[start of Source material]

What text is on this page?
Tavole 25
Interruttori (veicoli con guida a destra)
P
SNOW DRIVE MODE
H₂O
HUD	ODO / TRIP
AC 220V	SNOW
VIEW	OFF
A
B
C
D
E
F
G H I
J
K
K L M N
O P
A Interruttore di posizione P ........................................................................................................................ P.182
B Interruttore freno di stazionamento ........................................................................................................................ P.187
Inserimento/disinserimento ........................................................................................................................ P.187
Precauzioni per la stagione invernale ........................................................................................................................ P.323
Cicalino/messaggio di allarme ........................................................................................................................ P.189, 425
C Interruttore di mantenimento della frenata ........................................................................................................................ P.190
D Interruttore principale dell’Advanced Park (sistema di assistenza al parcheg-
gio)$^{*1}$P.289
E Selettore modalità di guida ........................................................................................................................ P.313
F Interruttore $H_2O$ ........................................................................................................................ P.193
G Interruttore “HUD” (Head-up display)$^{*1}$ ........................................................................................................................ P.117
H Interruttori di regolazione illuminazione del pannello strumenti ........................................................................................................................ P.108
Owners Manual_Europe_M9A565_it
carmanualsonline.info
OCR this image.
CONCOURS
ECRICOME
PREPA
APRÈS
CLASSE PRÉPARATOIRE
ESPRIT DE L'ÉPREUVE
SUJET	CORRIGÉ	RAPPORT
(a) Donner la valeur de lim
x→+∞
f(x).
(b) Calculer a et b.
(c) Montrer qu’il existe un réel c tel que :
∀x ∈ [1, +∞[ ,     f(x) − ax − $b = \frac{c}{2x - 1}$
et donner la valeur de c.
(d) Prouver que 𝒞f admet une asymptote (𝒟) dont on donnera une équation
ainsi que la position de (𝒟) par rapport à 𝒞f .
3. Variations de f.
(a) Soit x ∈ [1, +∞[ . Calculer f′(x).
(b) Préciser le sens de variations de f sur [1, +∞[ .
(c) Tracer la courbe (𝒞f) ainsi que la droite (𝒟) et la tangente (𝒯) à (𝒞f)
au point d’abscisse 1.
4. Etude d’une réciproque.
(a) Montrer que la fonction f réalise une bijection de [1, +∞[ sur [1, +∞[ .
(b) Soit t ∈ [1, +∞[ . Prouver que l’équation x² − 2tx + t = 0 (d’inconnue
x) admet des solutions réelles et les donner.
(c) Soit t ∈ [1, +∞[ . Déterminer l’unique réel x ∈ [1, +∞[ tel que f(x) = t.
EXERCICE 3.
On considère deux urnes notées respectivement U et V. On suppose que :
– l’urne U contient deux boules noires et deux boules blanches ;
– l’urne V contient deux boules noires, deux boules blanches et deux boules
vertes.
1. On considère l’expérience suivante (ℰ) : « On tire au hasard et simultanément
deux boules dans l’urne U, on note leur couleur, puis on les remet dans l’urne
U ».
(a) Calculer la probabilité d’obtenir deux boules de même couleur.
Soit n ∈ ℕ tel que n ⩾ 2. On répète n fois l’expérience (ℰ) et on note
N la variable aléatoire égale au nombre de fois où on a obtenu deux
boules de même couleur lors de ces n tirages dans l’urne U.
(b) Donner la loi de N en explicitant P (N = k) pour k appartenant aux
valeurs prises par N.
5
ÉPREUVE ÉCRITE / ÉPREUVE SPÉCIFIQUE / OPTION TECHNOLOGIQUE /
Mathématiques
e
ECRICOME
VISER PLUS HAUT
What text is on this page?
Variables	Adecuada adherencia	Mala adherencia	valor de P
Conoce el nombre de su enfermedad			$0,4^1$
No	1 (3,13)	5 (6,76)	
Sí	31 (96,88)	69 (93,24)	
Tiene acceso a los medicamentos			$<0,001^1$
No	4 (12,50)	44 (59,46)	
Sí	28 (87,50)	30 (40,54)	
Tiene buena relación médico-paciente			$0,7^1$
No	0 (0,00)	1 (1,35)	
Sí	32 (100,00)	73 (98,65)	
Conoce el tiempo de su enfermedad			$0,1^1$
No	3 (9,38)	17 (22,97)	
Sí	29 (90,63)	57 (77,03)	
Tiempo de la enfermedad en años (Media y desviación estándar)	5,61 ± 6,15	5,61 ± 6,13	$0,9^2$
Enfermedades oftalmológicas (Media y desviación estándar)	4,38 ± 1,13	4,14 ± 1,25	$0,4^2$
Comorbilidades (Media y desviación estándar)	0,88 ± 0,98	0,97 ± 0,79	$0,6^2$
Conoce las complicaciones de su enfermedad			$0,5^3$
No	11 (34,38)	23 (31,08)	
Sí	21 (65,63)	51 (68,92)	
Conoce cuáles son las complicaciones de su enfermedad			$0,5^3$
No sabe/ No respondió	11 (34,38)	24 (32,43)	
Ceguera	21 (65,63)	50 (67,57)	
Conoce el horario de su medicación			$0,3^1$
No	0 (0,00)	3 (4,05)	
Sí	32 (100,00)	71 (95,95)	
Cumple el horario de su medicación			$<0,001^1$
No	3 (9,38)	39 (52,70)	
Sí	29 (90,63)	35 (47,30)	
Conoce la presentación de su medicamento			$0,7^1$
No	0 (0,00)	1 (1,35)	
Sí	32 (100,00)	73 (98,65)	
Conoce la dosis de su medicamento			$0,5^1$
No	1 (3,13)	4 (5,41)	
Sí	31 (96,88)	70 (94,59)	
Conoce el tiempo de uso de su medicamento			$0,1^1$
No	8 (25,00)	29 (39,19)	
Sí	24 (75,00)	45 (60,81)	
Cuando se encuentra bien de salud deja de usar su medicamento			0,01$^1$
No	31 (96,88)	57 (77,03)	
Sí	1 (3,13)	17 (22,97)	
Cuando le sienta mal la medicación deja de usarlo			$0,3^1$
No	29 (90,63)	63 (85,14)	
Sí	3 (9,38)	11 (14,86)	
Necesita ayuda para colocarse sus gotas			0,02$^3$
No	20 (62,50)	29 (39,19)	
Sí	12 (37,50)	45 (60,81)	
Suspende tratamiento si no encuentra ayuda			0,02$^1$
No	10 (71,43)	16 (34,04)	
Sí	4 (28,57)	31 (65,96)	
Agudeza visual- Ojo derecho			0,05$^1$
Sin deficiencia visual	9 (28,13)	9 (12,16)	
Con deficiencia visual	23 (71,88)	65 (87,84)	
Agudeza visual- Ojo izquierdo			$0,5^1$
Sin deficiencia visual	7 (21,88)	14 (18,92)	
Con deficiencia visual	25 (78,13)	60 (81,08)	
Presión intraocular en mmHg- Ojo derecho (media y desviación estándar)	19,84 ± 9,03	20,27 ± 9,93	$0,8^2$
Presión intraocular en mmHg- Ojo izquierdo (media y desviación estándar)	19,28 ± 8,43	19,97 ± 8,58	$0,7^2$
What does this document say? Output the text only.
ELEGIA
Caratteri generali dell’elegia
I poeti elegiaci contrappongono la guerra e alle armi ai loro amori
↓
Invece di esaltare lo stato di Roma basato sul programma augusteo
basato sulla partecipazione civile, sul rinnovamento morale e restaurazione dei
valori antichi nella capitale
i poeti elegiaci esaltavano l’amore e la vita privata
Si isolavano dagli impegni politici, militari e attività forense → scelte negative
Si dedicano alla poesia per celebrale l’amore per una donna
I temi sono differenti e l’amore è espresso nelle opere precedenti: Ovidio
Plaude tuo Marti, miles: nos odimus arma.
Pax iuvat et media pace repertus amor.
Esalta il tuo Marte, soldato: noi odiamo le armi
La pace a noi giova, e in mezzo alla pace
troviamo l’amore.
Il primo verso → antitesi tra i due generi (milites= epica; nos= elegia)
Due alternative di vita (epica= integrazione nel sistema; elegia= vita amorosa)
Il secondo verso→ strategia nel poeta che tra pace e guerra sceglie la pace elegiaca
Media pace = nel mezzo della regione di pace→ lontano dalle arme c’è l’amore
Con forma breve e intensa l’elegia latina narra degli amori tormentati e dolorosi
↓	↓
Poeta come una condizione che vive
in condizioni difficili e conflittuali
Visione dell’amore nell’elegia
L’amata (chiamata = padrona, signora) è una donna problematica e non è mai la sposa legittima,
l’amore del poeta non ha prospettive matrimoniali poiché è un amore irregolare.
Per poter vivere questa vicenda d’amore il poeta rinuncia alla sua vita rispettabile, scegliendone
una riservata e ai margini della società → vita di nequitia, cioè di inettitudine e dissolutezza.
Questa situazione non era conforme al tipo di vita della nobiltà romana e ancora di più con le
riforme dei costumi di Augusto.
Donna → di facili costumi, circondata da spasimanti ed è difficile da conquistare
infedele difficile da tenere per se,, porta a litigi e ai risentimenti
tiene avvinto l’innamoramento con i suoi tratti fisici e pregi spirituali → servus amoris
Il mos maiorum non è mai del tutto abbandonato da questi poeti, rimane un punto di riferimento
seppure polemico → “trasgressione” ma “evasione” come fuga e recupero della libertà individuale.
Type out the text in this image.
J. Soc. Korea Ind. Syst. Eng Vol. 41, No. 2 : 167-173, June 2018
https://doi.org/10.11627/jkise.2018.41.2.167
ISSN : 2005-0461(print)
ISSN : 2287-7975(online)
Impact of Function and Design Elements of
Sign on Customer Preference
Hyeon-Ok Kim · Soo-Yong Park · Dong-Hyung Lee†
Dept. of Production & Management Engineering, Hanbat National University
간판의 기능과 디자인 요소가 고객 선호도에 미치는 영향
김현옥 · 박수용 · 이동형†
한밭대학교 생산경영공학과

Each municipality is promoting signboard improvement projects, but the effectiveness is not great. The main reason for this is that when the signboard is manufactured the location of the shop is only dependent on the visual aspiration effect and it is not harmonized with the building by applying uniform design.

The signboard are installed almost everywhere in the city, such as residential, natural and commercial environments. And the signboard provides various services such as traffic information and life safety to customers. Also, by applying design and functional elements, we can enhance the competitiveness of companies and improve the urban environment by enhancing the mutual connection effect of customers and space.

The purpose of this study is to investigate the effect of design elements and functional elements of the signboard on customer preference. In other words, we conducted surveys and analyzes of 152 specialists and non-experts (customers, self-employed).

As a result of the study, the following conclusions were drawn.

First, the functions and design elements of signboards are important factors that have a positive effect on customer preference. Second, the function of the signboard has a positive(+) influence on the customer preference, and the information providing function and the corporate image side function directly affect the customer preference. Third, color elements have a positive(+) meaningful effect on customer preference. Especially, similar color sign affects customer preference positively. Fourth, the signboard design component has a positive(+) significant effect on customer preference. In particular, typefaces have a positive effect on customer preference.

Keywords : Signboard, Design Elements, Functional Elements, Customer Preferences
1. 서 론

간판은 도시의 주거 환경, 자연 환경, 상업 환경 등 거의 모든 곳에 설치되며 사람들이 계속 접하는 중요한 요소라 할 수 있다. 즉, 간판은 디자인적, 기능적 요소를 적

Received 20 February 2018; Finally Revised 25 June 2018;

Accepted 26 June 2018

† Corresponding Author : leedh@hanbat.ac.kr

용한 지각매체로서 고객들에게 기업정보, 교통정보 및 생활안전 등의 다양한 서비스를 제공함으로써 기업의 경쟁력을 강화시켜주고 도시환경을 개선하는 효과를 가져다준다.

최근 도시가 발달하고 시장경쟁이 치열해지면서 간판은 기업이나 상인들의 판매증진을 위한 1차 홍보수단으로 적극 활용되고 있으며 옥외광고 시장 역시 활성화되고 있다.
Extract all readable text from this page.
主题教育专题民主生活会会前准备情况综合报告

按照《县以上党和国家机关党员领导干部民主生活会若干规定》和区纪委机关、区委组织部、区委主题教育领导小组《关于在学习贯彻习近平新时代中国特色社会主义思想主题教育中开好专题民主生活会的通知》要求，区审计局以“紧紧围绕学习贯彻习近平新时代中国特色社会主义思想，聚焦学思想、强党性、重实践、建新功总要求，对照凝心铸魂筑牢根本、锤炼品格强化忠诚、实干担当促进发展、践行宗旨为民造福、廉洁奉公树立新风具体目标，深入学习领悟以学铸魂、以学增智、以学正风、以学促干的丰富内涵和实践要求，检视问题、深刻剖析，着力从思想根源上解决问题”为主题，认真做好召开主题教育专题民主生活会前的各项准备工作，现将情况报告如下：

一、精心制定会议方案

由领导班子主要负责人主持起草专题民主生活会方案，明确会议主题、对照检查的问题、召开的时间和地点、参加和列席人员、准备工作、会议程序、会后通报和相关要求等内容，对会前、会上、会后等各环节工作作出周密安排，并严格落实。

[end of Source material]

# Required task:
Lines in the records that hold the word "Interruttori" are to be counted; give only the total.

# Answer to the problem:
2